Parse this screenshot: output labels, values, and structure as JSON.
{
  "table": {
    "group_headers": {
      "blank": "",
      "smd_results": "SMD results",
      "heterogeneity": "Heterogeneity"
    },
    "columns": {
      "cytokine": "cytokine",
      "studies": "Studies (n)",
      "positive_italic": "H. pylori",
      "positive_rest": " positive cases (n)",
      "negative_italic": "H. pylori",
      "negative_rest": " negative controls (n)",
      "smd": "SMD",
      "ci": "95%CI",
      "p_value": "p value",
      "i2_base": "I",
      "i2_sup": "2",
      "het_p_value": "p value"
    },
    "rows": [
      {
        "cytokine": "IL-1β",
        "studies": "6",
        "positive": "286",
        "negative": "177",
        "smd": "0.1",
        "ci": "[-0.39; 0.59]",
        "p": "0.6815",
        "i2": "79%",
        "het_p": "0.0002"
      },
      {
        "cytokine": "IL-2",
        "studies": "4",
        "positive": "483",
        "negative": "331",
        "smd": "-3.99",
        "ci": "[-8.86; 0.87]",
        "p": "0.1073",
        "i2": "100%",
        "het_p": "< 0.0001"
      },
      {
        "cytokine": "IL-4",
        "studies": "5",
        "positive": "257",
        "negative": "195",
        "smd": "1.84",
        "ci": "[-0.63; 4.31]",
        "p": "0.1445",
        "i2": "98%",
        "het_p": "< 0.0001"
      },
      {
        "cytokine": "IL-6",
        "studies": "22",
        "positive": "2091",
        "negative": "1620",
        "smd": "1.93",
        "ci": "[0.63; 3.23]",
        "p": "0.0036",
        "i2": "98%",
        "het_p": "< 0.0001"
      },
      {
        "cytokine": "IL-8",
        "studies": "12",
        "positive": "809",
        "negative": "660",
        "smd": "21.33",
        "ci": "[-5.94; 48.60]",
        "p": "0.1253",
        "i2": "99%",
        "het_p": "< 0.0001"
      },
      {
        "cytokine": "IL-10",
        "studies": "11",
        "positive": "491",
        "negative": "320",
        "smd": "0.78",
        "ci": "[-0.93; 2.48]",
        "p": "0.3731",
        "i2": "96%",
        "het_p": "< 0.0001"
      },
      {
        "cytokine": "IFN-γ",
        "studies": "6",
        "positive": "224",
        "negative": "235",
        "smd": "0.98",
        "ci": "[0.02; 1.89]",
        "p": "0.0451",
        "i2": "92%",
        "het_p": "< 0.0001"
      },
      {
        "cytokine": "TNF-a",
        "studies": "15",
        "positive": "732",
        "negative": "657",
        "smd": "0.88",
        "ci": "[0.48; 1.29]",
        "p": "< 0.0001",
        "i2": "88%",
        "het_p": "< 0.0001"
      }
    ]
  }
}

• • • • • • •

YOUR INSTRUCTIONS
Reproduce the material above exactly; please quote every line of it.

EXPECTED ANSWER
Parse this screenshot: output labels, values, and structure as JSON.
{
  "table": {
    "group_headers": {
      "blank": "",
      "smd_results": "SMD results",
      "heterogeneity": "Heterogeneity"
    },
    "columns": {
      "cytokine": "cytokine",
      "studies": "Studies (n)",
      "positive_italic": "H. pylori",
      "positive_rest": " positive cases (n)",
      "negative_italic": "H. pylori",
      "negative_rest": " negative controls (n)",
      "smd": "SMD",
      "ci": "95%CI",
      "p_value": "p value",
      "i2_base": "I",
      "i2_sup": "2",
      "het_p_value": "p value"
    },
    "rows": [
      {
        "cytokine": "IL-1β",
        "studies": "6",
        "positive": "286",
        "negative": "177",
        "smd": "0.1",
        "ci": "[-0.39; 0.59]",
        "p": "0.6815",
        "i2": "79%",
        "het_p": "0.0002"
      },
      {
        "cytokine": "IL-2",
        "studies": "4",
        "positive": "483",
        "negative": "331",
        "smd": "-3.99",
        "ci": "[-8.86; 0.87]",
        "p": "0.1073",
        "i2": "100%",
        "het_p": "< 0.0001"
      },
      {
        "cytokine": "IL-4",
        "studies": "5",
        "positive": "257",
        "negative": "195",
        "smd": "1.84",
        "ci": "[-0.63; 4.31]",
        "p": "0.1445",
        "i2": "98%",
        "het_p": "< 0.0001"
      },
      {
        "cytokine": "IL-6",
        "studies": "22",
        "positive": "2091",
        "negative": "1620",
        "smd": "1.93",
        "ci": "[0.63; 3.23]",
        "p": "0.0036",
        "i2": "98%",
        "het_p": "< 0.0001"
      },
      {
        "cytokine": "IL-8",
        "studies": "12",
        "positive": "809",
        "negative": "660",
        "smd": "21.33",
        "ci": "[-5.94; 48.60]",
        "p": "0.1253",
        "i2": "99%",
        "het_p": "< 0.0001"
      },
      {
        "cytokine": "IL-10",
        "studies": "11",
        "positive": "491",
        "negative": "320",
        "smd": "0.78",
        "ci": "[-0.93; 2.48]",
        "p": "0.3731",
        "i2": "96%",
        "het_p": "< 0.0001"
      },
      {
        "cytokine": "IFN-γ",
        "studies": "6",
        "positive": "224",
        "negative": "235",
        "smd": "0.98",
        "ci": "[0.02; 1.89]",
        "p": "0.0451",
        "i2": "92%",
        "het_p": "< 0.0001"
      },
      {
        "cytokine": "TNF-a",
        "studies": "15",
        "positive": "732",
        "negative": "657",
        "smd": "0.88",
        "ci": "[0.48; 1.29]",
        "p": "< 0.0001",
        "i2": "88%",
        "het_p": "< 0.0001"
      }
    ]
  }
}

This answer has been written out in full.